##### Supplied entries #####
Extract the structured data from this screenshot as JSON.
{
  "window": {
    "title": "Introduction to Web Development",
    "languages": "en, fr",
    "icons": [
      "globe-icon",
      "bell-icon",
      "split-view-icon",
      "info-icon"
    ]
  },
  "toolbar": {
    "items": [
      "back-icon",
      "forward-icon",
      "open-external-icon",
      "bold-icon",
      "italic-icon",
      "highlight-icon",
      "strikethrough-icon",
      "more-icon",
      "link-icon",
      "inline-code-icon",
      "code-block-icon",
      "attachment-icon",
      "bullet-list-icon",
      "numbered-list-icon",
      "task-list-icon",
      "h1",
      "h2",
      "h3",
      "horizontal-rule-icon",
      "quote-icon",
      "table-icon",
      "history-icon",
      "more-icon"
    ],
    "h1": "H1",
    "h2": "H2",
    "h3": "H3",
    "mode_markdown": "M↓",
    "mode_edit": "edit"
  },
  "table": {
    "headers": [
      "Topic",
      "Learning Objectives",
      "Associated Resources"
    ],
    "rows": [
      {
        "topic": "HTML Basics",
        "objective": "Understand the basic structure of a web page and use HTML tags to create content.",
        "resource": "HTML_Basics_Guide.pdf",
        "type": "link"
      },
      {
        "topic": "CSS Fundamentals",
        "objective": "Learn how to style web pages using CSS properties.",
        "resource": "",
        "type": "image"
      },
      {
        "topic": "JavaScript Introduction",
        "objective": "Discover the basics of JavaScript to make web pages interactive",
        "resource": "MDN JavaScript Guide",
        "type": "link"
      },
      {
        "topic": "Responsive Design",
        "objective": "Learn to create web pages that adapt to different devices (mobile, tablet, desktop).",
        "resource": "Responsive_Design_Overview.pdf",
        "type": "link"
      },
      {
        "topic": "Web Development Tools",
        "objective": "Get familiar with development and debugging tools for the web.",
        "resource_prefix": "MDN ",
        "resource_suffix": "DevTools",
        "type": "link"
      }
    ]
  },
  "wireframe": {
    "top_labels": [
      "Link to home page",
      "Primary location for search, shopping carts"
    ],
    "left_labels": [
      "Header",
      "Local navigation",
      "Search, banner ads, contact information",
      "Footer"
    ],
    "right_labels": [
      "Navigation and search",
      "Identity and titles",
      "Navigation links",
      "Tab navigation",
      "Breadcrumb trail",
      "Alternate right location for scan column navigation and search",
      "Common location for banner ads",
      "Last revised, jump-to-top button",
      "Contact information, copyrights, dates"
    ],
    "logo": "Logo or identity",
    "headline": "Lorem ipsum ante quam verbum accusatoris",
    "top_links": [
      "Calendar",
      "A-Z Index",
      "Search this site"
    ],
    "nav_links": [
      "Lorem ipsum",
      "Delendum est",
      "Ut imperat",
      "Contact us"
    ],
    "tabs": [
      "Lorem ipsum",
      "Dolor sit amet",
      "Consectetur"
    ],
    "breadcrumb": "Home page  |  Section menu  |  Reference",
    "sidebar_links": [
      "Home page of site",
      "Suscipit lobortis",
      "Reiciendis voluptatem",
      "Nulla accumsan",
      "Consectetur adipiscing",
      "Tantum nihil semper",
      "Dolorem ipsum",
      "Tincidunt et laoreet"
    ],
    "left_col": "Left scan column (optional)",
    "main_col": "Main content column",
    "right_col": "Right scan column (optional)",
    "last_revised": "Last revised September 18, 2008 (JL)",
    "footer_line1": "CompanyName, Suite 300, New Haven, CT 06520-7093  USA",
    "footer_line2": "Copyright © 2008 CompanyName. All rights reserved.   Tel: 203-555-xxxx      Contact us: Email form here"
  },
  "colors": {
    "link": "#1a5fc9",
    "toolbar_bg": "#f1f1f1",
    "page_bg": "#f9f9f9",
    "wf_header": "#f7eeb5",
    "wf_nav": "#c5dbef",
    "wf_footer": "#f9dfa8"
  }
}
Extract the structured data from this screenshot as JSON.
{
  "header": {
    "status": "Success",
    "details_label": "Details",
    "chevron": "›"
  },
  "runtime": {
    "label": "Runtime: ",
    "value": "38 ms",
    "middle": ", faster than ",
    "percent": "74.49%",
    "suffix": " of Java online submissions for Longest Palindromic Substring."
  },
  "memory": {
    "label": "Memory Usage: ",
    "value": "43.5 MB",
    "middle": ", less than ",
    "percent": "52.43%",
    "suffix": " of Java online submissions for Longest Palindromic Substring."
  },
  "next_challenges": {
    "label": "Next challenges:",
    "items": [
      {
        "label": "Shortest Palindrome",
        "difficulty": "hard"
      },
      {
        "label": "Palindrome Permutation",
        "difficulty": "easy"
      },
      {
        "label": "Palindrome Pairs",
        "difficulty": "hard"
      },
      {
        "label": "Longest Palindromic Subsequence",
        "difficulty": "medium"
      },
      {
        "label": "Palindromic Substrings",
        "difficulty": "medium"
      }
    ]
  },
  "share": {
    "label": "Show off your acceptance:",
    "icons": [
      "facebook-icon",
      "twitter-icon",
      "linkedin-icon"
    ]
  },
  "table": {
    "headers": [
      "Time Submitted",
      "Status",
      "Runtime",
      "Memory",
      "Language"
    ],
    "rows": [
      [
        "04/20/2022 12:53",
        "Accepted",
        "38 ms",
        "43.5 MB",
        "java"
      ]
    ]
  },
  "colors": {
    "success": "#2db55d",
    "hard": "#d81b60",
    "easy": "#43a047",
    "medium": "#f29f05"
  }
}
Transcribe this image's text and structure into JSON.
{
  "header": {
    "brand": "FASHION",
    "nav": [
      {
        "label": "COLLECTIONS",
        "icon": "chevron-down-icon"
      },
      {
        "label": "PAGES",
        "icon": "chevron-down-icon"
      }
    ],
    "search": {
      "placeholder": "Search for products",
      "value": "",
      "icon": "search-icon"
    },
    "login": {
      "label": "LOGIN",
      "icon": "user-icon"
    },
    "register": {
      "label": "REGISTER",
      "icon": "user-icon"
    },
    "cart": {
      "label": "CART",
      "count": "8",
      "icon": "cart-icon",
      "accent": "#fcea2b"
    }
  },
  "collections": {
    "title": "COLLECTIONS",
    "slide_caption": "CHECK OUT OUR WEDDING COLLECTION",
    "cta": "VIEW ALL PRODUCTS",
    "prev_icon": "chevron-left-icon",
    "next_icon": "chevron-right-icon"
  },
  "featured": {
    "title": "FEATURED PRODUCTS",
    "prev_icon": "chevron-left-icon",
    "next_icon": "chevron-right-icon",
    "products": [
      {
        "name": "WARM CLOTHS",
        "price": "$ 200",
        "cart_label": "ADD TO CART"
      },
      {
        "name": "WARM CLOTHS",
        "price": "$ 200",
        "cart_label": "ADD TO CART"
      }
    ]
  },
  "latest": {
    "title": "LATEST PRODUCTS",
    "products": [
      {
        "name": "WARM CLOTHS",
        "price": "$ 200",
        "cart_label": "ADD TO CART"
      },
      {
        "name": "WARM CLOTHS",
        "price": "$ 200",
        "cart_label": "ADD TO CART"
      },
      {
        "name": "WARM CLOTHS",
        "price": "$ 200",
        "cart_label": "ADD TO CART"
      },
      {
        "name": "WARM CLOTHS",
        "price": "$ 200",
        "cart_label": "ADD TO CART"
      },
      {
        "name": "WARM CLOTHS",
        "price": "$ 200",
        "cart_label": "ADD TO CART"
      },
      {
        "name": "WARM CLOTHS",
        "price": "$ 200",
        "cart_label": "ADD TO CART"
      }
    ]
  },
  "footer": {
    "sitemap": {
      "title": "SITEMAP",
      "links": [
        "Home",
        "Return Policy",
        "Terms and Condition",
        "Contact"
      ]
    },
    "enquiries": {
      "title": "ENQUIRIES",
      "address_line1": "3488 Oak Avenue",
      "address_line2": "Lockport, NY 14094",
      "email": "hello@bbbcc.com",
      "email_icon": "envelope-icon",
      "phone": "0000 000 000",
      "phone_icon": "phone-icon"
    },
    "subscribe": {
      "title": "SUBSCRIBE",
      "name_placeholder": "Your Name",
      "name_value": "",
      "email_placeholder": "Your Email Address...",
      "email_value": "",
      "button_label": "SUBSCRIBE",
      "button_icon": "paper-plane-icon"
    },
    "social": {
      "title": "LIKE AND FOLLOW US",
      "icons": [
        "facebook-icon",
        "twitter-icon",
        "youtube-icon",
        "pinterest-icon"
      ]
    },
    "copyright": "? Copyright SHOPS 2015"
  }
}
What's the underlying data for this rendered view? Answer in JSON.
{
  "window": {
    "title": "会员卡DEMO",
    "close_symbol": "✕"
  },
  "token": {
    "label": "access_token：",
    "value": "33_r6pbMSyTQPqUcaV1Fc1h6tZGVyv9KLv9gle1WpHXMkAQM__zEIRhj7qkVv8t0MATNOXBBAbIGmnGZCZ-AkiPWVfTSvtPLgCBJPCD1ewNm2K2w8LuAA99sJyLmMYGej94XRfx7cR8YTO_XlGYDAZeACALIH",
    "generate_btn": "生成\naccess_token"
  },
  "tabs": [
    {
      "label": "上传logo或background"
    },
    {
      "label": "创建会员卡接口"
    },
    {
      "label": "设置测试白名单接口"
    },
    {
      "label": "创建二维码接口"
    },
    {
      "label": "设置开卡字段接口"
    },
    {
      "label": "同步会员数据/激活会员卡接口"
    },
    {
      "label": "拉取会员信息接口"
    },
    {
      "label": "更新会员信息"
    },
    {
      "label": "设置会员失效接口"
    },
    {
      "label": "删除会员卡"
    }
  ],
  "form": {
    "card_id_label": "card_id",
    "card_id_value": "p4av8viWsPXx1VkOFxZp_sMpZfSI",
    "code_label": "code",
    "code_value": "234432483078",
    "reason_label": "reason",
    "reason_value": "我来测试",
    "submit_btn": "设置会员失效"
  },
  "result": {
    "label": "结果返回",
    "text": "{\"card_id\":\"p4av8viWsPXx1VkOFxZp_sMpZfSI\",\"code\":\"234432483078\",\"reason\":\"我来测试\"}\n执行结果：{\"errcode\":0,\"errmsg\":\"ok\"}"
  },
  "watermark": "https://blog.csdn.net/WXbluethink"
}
#####
Requirements: Find how many lines hold the string "image", and state that number alone.

Complete answer: 2